■ ABOUT THIS TASK: Find how many lines in the material below hold the word "content". Reply with that figure alone.

■ DATASET RECORDS:
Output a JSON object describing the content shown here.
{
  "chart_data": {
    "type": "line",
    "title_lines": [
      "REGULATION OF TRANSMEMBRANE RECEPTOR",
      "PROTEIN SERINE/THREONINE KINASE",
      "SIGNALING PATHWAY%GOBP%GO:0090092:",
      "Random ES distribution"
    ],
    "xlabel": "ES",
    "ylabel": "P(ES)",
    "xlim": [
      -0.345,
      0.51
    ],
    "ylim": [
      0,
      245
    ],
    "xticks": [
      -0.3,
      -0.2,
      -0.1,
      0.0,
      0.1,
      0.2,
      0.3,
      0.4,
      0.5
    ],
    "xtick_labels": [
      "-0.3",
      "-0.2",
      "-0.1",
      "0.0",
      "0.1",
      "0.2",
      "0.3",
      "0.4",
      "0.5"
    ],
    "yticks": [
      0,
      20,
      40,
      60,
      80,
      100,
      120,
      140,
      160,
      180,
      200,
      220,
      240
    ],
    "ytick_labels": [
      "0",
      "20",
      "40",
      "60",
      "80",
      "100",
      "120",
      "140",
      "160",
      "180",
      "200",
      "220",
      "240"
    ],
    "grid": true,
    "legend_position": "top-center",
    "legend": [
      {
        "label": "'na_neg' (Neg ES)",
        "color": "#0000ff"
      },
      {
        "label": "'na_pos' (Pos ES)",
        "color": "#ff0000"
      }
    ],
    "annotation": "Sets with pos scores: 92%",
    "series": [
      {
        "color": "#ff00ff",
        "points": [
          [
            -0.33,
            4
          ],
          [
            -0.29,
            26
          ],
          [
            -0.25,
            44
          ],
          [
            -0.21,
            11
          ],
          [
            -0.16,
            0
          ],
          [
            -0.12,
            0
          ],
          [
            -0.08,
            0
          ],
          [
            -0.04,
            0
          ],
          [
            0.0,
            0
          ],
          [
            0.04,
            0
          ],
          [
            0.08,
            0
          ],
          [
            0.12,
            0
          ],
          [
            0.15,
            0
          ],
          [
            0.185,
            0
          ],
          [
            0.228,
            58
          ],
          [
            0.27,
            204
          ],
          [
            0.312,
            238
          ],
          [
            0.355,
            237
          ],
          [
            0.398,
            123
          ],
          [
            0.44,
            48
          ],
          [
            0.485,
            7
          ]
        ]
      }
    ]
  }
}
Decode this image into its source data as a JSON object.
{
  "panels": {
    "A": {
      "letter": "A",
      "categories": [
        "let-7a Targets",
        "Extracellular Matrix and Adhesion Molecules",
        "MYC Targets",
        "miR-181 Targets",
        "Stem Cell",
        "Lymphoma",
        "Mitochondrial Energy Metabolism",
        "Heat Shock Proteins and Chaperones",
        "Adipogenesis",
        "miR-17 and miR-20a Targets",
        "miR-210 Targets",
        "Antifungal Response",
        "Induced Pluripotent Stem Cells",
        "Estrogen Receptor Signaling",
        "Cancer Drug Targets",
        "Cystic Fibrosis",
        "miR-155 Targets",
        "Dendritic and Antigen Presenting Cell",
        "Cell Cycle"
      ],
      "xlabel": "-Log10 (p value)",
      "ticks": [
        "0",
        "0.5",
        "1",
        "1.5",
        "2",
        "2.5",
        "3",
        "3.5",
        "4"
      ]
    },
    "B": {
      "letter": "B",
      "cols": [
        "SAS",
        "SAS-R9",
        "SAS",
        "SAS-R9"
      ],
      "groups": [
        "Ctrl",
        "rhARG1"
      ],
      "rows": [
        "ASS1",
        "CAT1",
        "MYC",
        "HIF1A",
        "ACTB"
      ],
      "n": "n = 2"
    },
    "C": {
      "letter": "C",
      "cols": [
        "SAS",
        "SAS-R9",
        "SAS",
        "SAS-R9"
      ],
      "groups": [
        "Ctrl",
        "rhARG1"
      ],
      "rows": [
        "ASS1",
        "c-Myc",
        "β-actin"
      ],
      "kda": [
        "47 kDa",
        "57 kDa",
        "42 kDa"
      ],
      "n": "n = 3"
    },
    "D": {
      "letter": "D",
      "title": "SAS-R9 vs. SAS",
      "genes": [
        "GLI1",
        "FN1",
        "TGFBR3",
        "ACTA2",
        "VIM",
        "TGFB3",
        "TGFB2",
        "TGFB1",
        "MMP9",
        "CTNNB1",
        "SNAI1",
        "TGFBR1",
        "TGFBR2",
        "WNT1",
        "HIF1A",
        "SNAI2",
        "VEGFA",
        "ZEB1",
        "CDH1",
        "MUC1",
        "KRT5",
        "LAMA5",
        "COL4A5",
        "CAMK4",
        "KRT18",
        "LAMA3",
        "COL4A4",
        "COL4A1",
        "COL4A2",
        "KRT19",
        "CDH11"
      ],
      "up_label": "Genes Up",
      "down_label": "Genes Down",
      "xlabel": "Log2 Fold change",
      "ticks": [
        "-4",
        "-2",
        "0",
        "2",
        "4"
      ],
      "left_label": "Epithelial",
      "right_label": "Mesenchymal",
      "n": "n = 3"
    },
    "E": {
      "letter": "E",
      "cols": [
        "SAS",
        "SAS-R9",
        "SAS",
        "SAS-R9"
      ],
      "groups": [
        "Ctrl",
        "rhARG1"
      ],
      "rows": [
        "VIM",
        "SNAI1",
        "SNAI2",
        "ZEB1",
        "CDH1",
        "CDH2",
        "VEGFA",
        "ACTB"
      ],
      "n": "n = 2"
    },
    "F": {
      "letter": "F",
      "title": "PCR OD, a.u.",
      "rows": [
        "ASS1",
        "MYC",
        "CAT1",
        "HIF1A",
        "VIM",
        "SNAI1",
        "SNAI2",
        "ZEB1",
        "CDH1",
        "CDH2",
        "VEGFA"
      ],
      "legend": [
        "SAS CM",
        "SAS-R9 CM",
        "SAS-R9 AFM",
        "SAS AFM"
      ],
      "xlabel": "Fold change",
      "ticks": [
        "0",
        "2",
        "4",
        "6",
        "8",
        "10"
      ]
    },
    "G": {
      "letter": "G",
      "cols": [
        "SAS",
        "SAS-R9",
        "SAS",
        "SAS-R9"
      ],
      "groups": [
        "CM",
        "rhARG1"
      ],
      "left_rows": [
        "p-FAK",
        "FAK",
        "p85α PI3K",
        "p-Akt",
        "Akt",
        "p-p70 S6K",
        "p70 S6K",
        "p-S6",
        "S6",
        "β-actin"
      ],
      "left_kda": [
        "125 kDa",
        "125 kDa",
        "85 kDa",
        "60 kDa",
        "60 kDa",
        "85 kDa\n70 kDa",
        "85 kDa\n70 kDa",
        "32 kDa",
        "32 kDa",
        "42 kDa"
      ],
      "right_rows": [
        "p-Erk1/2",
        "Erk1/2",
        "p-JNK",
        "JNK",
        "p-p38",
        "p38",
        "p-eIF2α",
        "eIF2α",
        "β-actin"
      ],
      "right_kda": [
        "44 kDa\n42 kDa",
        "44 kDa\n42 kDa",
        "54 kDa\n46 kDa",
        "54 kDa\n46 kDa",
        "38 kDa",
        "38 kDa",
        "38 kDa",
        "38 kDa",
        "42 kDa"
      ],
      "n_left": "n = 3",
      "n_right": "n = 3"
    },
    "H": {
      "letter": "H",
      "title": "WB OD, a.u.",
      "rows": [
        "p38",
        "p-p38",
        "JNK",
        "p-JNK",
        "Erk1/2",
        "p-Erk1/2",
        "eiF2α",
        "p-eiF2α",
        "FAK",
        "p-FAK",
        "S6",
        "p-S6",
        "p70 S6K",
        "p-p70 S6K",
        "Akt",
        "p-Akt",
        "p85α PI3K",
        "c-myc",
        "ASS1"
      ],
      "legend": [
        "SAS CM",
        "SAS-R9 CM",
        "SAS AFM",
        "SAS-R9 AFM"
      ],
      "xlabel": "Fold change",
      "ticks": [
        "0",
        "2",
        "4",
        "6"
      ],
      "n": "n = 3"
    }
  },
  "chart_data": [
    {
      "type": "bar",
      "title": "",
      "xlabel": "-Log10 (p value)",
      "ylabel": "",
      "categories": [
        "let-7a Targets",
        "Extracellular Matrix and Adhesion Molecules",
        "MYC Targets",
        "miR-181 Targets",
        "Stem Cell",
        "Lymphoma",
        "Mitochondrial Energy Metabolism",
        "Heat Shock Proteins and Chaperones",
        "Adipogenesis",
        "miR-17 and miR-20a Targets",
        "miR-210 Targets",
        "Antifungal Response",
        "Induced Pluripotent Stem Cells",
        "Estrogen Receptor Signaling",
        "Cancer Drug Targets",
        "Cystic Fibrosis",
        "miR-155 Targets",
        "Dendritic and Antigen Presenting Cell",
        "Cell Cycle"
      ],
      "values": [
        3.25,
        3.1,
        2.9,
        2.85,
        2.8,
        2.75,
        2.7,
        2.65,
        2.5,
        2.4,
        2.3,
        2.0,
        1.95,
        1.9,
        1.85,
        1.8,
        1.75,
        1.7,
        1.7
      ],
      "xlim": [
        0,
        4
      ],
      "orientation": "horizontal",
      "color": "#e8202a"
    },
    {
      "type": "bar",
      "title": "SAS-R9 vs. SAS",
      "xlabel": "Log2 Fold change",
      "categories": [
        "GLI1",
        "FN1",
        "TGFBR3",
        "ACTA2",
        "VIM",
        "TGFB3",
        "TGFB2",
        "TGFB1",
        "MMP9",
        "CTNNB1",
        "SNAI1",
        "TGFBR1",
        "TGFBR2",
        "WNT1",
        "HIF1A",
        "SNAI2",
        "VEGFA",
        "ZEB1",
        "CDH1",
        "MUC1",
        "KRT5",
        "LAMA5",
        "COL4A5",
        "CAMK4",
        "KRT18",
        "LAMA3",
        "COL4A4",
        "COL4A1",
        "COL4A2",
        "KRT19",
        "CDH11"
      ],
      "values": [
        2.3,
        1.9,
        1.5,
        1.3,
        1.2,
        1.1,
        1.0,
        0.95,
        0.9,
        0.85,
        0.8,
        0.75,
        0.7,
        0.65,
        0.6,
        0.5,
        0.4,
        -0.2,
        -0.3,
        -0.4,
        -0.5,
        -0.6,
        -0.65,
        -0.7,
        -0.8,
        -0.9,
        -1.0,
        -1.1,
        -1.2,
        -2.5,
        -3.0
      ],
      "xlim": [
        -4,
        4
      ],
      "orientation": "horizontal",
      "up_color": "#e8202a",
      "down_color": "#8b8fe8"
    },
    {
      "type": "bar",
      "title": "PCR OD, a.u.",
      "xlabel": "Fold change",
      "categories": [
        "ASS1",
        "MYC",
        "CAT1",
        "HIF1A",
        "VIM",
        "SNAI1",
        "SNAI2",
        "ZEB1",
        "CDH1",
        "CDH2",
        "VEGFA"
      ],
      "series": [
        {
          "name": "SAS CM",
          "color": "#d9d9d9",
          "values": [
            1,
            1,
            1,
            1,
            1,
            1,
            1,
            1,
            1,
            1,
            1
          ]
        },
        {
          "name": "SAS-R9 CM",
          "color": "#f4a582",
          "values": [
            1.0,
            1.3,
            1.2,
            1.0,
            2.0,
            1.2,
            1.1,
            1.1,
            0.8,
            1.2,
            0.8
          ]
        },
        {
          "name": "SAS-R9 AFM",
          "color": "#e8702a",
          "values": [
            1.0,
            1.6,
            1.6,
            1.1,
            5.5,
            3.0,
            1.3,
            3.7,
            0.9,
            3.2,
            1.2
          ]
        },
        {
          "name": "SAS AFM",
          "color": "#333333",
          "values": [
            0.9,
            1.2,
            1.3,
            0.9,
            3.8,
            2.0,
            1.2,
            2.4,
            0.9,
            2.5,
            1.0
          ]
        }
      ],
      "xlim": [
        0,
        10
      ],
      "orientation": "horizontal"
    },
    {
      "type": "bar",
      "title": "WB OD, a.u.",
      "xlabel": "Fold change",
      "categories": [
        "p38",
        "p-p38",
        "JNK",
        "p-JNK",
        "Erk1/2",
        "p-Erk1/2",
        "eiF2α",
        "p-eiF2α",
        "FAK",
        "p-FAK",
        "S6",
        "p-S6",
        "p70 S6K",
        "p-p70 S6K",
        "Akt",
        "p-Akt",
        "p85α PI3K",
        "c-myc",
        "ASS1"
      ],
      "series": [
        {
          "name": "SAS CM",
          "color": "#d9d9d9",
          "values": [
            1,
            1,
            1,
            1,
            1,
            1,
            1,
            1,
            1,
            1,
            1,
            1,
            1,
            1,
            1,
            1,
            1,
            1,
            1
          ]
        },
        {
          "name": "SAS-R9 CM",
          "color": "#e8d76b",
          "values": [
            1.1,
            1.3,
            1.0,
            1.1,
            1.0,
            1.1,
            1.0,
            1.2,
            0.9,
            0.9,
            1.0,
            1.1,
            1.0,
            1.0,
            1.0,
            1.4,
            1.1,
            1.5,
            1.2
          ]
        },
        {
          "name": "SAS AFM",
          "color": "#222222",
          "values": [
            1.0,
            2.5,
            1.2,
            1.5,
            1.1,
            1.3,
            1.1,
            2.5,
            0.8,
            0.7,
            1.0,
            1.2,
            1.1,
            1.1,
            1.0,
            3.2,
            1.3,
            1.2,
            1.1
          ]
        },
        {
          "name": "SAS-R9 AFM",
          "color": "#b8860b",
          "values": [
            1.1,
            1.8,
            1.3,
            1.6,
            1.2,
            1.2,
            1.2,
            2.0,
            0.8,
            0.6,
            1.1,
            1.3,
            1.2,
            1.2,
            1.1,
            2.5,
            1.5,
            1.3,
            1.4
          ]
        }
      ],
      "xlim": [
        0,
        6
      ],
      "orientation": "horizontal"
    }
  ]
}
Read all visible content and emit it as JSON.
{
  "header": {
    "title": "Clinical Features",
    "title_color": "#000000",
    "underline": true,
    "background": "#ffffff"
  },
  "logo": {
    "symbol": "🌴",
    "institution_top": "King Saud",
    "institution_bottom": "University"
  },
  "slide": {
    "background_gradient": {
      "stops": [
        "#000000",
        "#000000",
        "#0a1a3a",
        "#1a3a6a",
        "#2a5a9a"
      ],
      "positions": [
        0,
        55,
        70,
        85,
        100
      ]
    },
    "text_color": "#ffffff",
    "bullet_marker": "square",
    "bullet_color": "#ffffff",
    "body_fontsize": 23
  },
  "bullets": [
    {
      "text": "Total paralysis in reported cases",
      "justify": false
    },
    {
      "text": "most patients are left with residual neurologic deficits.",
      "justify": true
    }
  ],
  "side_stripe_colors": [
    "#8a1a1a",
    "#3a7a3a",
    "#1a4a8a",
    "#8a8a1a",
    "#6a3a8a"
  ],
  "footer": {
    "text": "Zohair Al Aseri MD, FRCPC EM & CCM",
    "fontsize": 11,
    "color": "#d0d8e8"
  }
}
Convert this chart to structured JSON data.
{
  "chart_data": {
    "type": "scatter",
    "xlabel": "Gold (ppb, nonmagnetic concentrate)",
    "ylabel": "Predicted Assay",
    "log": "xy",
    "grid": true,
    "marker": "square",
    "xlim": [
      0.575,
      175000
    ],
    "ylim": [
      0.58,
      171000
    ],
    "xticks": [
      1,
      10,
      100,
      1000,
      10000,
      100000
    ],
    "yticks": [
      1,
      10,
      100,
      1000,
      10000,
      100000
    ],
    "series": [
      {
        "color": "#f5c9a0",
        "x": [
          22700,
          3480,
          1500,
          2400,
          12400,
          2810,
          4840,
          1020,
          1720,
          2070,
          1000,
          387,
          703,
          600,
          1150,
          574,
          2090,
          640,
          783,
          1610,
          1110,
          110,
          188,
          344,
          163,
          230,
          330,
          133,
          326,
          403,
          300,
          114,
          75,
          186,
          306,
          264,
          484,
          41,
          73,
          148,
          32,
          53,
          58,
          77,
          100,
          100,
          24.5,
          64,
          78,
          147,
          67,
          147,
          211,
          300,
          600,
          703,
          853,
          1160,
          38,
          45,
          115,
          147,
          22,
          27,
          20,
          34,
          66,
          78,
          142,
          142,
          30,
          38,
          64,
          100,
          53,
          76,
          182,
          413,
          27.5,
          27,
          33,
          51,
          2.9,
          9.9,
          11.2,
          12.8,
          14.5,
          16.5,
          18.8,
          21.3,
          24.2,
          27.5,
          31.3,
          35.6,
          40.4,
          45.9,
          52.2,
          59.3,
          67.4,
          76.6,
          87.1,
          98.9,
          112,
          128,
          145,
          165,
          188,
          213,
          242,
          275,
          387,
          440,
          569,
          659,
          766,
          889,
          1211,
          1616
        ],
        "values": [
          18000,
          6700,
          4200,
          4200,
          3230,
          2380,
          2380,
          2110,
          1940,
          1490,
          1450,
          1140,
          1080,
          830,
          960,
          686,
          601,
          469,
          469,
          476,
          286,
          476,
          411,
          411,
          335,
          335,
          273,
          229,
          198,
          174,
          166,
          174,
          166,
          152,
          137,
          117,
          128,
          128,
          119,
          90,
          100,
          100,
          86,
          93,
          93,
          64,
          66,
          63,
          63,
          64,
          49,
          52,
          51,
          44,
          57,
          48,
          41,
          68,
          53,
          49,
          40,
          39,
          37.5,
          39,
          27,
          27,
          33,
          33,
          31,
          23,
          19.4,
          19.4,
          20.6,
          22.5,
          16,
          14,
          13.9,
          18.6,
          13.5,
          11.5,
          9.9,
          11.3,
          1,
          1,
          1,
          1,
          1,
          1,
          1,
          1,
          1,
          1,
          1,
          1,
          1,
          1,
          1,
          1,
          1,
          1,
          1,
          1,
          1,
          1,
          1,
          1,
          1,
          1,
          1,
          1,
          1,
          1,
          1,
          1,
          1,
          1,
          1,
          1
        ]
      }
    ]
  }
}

■ WRITTEN ANSWER: 2